Your task is to copy each line that has the word "Keywords".
━━ Stored rows
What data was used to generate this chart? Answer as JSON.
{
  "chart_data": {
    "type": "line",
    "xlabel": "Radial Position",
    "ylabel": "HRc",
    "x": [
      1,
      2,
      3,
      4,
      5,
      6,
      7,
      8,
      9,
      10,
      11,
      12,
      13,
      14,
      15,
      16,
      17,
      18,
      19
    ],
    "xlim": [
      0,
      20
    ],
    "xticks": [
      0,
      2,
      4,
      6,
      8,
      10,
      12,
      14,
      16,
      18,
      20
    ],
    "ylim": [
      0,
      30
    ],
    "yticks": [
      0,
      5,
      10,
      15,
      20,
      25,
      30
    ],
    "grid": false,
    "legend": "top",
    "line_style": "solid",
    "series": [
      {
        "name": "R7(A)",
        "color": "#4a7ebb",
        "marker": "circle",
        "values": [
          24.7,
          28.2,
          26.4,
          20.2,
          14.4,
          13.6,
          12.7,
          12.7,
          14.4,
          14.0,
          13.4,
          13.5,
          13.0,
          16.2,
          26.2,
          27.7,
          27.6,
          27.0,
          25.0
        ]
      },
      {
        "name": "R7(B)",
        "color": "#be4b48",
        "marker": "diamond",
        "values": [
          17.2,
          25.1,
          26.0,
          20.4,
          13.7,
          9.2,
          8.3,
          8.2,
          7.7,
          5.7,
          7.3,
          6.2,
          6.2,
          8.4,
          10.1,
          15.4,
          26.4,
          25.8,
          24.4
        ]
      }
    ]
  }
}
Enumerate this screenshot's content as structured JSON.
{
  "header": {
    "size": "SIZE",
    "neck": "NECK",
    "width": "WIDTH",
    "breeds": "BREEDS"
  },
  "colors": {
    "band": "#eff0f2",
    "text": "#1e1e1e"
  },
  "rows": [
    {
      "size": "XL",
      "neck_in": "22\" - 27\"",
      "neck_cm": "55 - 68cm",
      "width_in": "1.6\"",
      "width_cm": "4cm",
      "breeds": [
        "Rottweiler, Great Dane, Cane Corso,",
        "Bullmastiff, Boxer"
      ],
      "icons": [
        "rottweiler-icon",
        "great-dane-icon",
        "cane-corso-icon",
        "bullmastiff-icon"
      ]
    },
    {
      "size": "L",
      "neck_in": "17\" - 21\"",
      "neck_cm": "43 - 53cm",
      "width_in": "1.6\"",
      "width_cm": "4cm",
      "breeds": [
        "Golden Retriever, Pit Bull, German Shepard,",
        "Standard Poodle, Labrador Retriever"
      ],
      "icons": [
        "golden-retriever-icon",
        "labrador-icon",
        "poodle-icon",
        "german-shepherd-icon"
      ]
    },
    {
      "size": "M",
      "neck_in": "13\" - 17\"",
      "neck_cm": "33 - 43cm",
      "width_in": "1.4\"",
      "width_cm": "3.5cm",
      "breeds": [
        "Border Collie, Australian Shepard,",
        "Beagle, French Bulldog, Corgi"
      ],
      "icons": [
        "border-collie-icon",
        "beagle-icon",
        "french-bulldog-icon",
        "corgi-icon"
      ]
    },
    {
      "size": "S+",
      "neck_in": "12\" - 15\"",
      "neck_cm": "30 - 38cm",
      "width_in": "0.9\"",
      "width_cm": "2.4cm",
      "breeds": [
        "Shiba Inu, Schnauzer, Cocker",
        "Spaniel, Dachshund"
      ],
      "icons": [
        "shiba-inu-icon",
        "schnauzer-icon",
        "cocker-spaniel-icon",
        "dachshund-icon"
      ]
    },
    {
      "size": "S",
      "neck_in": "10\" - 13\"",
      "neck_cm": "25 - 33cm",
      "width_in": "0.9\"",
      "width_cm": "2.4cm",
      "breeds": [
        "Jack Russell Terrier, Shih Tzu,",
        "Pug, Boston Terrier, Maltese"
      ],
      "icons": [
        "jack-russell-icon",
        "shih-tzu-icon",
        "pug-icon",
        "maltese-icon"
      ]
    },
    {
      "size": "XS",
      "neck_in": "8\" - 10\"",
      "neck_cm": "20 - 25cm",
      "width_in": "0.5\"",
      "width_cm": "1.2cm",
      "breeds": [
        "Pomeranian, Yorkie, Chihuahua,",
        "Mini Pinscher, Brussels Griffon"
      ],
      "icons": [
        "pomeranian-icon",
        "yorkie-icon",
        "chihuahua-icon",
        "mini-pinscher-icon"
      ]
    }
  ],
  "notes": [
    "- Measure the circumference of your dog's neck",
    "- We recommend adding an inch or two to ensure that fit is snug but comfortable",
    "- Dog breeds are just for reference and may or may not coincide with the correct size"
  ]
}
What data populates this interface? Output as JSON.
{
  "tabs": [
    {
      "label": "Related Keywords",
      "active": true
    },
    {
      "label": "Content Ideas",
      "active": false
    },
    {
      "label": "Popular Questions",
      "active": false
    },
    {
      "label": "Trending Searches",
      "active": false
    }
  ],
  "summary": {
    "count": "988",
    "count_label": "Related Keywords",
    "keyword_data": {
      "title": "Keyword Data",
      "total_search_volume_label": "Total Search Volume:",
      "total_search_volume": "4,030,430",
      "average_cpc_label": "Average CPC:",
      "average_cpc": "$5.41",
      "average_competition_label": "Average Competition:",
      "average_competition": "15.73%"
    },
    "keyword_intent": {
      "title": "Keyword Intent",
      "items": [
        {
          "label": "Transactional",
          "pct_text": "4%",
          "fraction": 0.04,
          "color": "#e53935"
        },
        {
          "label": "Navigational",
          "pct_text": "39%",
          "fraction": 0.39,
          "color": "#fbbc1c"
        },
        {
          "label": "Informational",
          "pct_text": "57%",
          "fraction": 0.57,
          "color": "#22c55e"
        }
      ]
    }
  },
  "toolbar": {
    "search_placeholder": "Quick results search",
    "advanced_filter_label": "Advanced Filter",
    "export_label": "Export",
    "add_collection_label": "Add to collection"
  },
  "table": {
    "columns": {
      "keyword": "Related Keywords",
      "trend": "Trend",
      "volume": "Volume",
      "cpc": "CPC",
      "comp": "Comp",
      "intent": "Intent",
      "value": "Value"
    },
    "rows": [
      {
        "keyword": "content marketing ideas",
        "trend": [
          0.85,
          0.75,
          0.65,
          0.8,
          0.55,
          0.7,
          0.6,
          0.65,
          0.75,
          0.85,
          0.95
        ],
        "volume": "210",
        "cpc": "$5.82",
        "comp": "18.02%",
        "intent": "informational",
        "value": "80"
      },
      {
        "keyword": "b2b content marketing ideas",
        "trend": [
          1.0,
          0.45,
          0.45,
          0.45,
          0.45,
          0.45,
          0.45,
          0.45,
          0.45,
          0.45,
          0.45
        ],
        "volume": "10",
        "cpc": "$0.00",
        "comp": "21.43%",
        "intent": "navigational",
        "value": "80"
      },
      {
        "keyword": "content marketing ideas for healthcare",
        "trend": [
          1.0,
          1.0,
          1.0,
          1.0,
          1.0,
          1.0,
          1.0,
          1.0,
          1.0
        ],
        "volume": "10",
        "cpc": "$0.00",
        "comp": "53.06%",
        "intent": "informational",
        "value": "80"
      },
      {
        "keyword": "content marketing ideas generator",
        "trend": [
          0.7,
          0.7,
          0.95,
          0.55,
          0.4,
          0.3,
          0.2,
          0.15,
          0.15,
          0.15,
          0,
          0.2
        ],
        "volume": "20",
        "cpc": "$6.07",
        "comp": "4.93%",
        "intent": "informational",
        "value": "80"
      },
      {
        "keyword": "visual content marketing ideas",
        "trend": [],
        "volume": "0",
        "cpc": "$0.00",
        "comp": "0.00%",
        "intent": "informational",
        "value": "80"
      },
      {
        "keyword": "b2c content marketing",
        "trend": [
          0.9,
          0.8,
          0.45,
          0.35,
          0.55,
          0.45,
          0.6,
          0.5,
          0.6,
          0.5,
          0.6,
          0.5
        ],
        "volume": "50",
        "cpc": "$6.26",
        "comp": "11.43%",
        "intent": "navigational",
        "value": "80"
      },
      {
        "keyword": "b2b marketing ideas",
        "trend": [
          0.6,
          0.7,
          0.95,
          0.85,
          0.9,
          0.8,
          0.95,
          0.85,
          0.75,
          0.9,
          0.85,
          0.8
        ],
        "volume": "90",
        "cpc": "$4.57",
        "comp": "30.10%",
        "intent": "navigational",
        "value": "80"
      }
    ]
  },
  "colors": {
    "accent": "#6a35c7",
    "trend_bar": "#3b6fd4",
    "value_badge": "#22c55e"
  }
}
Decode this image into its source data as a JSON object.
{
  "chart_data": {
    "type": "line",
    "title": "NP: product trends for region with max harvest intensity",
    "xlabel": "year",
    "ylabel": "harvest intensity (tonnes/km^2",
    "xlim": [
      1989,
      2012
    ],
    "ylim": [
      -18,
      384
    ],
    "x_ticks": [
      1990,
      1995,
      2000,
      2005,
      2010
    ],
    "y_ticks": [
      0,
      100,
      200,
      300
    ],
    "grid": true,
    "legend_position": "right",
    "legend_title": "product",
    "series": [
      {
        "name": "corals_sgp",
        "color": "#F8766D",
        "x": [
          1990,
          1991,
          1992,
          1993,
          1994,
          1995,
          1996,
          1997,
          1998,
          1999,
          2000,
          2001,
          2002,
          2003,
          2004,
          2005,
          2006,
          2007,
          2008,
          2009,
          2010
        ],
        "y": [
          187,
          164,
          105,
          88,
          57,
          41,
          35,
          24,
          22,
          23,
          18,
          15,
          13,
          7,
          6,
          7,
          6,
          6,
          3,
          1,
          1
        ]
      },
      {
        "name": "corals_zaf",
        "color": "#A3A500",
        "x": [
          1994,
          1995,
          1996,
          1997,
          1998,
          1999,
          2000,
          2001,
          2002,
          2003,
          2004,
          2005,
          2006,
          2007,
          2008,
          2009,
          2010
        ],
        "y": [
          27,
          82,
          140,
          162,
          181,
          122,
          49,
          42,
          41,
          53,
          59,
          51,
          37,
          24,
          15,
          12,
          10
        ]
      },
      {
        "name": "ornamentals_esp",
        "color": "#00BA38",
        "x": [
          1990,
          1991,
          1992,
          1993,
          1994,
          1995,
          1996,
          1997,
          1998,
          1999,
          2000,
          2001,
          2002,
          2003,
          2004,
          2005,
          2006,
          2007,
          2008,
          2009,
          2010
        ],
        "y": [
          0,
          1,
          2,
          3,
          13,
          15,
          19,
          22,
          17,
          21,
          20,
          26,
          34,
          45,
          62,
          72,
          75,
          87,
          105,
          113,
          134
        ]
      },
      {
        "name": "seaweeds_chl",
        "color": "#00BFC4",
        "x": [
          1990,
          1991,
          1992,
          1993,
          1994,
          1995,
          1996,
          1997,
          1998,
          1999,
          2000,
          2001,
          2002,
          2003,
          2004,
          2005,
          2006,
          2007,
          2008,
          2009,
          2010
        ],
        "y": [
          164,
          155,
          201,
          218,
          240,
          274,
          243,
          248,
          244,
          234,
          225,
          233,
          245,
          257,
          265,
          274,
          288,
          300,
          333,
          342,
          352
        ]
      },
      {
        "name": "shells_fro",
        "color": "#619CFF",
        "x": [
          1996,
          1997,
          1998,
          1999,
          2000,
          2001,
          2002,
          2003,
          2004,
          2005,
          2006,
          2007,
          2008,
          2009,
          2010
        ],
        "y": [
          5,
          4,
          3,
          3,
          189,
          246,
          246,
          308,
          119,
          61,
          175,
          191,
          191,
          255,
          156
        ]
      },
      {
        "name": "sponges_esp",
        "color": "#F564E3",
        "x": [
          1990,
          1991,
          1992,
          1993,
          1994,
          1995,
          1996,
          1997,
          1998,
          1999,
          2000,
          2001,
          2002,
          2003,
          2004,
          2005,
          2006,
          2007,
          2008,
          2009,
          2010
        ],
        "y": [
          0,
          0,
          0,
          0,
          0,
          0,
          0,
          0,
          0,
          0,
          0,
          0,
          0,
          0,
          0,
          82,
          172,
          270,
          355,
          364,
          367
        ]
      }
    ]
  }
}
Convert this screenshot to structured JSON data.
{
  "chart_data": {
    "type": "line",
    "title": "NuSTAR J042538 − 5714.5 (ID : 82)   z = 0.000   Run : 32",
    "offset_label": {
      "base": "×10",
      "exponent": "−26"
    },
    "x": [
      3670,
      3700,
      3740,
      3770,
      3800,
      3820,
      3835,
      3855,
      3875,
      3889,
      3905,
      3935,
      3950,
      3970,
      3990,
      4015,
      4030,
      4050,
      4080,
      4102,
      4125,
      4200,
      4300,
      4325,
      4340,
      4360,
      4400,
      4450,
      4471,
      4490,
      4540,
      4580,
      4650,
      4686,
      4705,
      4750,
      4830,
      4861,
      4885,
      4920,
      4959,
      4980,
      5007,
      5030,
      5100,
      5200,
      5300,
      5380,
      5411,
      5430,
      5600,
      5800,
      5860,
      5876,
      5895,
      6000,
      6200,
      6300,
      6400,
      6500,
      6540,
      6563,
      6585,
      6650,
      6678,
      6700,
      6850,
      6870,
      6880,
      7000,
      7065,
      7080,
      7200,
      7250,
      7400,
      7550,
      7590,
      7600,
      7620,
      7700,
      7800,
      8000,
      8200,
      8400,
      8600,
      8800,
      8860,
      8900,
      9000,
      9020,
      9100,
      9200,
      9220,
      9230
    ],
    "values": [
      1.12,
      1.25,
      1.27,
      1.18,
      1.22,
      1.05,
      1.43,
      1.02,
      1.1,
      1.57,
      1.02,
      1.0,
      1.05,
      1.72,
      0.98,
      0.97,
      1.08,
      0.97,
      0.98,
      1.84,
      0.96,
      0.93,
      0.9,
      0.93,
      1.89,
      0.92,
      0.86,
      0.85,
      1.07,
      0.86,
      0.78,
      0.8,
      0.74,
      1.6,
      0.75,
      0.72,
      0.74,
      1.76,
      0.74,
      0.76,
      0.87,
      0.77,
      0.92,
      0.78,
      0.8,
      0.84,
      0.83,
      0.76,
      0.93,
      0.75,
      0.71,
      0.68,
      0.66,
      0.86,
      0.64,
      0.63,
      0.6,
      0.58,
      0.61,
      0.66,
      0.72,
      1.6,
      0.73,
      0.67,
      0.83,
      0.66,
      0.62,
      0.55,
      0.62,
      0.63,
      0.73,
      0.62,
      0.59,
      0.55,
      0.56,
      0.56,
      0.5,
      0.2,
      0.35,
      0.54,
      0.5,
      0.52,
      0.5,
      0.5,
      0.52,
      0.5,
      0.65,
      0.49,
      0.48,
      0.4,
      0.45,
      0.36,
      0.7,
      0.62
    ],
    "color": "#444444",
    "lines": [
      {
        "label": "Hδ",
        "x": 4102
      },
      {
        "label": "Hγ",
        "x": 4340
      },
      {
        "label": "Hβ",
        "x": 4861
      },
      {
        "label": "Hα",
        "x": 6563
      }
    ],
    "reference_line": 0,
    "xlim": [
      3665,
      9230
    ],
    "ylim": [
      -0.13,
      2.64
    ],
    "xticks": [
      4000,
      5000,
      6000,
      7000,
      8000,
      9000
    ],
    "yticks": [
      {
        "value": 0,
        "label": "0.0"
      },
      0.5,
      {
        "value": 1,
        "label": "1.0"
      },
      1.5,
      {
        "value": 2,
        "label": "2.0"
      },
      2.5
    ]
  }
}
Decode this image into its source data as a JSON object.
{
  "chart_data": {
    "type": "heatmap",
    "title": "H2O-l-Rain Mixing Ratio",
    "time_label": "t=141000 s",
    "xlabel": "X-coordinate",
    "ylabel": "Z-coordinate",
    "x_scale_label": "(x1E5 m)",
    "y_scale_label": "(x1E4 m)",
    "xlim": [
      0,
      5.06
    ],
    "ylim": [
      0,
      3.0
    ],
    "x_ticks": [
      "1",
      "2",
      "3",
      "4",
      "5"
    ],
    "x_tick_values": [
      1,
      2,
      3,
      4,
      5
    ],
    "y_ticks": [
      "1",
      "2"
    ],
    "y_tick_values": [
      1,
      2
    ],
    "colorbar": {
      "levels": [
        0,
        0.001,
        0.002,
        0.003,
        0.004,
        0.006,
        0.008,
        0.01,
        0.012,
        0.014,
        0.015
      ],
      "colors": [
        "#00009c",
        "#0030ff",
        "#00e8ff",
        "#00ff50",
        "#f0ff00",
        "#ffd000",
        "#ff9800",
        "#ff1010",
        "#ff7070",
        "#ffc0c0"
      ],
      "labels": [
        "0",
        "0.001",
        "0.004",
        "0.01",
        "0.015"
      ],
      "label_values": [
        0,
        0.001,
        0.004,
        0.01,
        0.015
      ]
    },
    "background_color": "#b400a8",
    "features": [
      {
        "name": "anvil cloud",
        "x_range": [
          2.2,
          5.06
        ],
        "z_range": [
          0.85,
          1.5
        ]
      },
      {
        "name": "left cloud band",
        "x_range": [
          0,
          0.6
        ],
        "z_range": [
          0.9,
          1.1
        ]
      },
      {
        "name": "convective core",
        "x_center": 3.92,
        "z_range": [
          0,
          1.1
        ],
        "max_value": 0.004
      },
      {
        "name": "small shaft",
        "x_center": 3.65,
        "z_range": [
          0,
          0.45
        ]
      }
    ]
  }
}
━━━━
Solved problem.
      "label": "Related Keywords",
    "count_label": "Related Keywords",
      "keyword": "Related Keywords",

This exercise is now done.